(Source records)
------------------------------

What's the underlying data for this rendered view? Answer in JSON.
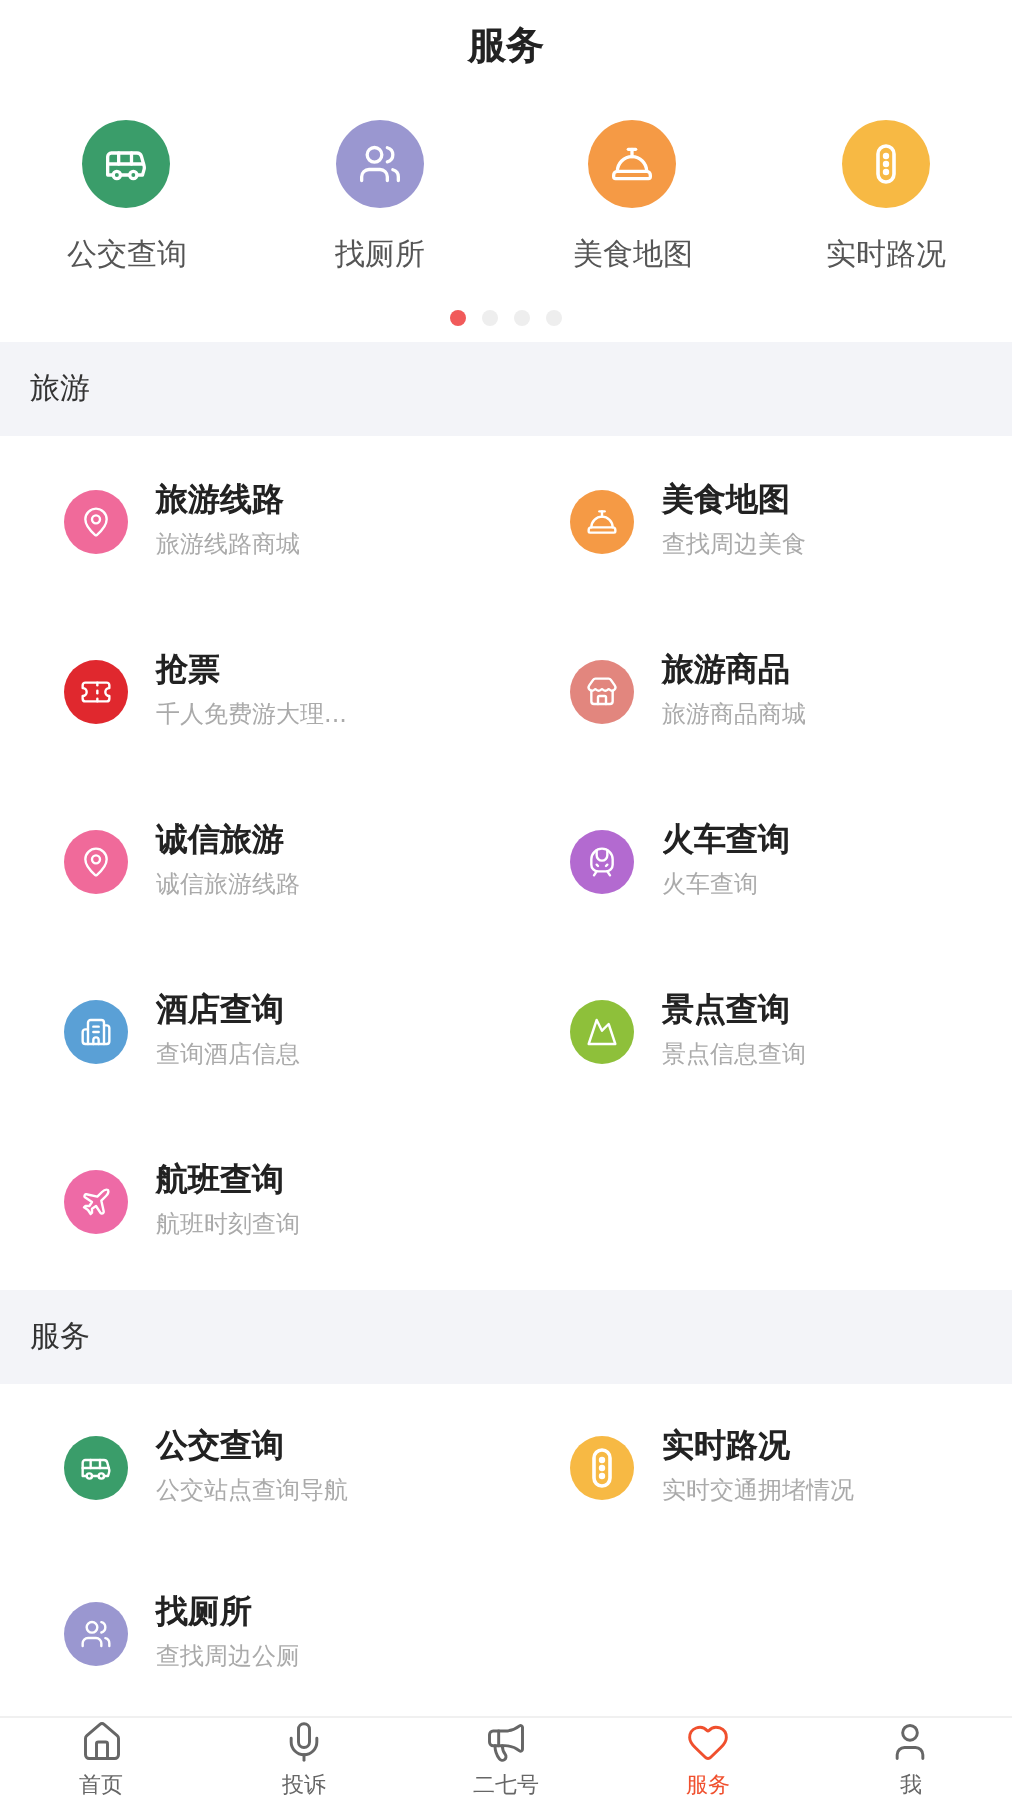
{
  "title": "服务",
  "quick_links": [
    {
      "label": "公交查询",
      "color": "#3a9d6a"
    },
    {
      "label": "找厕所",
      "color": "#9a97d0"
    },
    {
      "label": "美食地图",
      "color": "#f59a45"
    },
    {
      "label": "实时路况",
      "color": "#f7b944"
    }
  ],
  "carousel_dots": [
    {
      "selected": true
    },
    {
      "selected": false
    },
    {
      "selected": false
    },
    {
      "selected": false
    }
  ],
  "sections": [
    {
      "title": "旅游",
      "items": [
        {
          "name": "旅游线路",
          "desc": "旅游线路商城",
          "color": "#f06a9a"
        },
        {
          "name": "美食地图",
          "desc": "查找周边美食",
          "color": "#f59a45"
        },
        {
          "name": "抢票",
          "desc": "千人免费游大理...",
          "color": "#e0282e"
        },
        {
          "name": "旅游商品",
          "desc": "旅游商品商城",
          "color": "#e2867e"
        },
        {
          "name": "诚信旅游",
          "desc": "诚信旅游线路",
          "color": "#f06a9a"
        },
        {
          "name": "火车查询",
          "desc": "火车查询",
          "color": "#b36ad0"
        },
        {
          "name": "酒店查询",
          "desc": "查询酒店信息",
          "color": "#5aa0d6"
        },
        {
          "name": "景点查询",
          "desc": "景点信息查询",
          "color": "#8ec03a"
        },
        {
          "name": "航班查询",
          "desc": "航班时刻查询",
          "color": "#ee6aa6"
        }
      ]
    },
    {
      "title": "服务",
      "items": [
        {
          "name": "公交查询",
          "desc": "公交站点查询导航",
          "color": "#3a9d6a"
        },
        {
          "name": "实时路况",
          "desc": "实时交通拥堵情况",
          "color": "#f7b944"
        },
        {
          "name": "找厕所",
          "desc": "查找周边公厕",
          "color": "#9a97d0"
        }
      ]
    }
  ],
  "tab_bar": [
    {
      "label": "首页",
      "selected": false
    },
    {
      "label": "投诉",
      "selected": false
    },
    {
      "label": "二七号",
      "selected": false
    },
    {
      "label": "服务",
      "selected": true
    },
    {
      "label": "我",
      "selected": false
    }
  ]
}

------------------------------

Except for the pictures, copy the material above exactly.

What's the underlying data for this rendered view? Answer in JSON.
{
  "title": "服务",
  "quick_links": [
    {
      "label": "公交查询",
      "color": "#3a9d6a"
    },
    {
      "label": "找厕所",
      "color": "#9a97d0"
    },
    {
      "label": "美食地图",
      "color": "#f59a45"
    },
    {
      "label": "实时路况",
      "color": "#f7b944"
    }
  ],
  "carousel_dots": [
    {
      "selected": true
    },
    {
      "selected": false
    },
    {
      "selected": false
    },
    {
      "selected": false
    }
  ],
  "sections": [
    {
      "title": "旅游",
      "items": [
        {
          "name": "旅游线路",
          "desc": "旅游线路商城",
          "color": "#f06a9a"
        },
        {
          "name": "美食地图",
          "desc": "查找周边美食",
          "color": "#f59a45"
        },
        {
          "name": "抢票",
          "desc": "千人免费游大理...",
          "color": "#e0282e"
        },
        {
          "name": "旅游商品",
          "desc": "旅游商品商城",
          "color": "#e2867e"
        },
        {
          "name": "诚信旅游",
          "desc": "诚信旅游线路",
          "color": "#f06a9a"
        },
        {
          "name": "火车查询",
          "desc": "火车查询",
          "color": "#b36ad0"
        },
        {
          "name": "酒店查询",
          "desc": "查询酒店信息",
          "color": "#5aa0d6"
        },
        {
          "name": "景点查询",
          "desc": "景点信息查询",
          "color": "#8ec03a"
        },
        {
          "name": "航班查询",
          "desc": "航班时刻查询",
          "color": "#ee6aa6"
        }
      ]
    },
    {
      "title": "服务",
      "items": [
        {
          "name": "公交查询",
          "desc": "公交站点查询导航",
          "color": "#3a9d6a"
        },
        {
          "name": "实时路况",
          "desc": "实时交通拥堵情况",
          "color": "#f7b944"
        },
        {
          "name": "找厕所",
          "desc": "查找周边公厕",
          "color": "#9a97d0"
        }
      ]
    }
  ],
  "tab_bar": [
    {
      "label": "首页",
      "selected": false
    },
    {
      "label": "投诉",
      "selected": false
    },
    {
      "label": "二七号",
      "selected": false
    },
    {
      "label": "服务",
      "selected": true
    },
    {
      "label": "我",
      "selected": false
    }
  ]
}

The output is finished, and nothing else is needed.